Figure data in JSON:

◇ ◇ ◇ ◇

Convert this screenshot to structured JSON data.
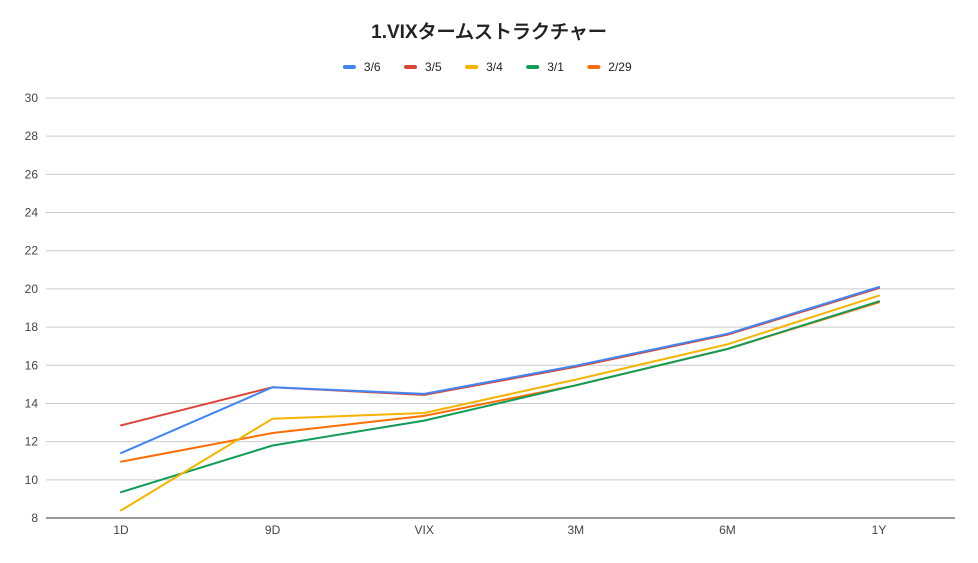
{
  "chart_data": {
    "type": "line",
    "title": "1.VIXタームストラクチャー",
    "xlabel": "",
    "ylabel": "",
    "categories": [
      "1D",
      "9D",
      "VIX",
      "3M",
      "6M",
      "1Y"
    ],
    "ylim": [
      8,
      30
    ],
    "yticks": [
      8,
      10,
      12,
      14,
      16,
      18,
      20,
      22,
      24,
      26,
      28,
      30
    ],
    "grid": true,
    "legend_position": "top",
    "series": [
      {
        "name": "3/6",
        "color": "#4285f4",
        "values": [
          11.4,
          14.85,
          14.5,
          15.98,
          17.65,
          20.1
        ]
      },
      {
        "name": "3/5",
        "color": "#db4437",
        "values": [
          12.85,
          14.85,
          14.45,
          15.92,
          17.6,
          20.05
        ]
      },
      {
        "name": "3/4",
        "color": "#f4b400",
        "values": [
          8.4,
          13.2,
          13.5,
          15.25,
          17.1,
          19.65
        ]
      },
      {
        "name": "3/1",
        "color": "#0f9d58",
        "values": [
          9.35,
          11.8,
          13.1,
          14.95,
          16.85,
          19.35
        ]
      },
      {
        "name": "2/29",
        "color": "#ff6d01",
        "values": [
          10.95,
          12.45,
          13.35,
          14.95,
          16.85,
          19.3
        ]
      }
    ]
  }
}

◇ ◇ ◇ ◇

■ The problem ■
Filter the records above for lines containing the word "color", and copy those lines.

■ Exercise response ■
        "color": "#4285f4",
        "color": "#db4437",
        "color": "#f4b400",
        "color": "#0f9d58",
        "color": "#ff6d01",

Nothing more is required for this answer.